*Data excerpts*
───

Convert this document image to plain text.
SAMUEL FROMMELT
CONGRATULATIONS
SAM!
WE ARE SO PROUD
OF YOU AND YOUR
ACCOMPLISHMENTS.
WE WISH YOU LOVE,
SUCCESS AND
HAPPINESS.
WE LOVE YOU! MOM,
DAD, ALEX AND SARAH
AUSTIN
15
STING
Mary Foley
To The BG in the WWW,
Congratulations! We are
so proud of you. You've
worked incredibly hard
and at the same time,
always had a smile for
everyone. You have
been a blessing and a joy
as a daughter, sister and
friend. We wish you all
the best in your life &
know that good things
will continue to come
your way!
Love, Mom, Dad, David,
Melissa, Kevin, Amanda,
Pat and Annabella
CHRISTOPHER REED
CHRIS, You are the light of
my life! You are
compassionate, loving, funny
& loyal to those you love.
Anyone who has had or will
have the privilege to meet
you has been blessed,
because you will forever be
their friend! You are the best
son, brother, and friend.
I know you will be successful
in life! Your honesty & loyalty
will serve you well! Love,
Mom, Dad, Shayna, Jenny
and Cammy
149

───

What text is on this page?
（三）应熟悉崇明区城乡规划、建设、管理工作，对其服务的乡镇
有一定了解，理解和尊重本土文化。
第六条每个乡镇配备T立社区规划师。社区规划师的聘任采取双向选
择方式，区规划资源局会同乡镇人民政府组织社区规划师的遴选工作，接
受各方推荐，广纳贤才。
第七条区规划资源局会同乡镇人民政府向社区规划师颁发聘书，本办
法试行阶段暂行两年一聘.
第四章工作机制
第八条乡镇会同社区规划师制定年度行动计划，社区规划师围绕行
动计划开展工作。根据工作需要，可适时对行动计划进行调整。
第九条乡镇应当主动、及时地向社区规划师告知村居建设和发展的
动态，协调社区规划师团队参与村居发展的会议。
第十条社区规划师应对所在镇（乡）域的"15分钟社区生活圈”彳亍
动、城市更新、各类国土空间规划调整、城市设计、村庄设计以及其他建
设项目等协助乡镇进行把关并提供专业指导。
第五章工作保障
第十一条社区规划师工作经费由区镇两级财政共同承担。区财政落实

───

*Goal of the exercise*
Write down only the number of lines that contain the string "have" in the listing.

*Written solution*
2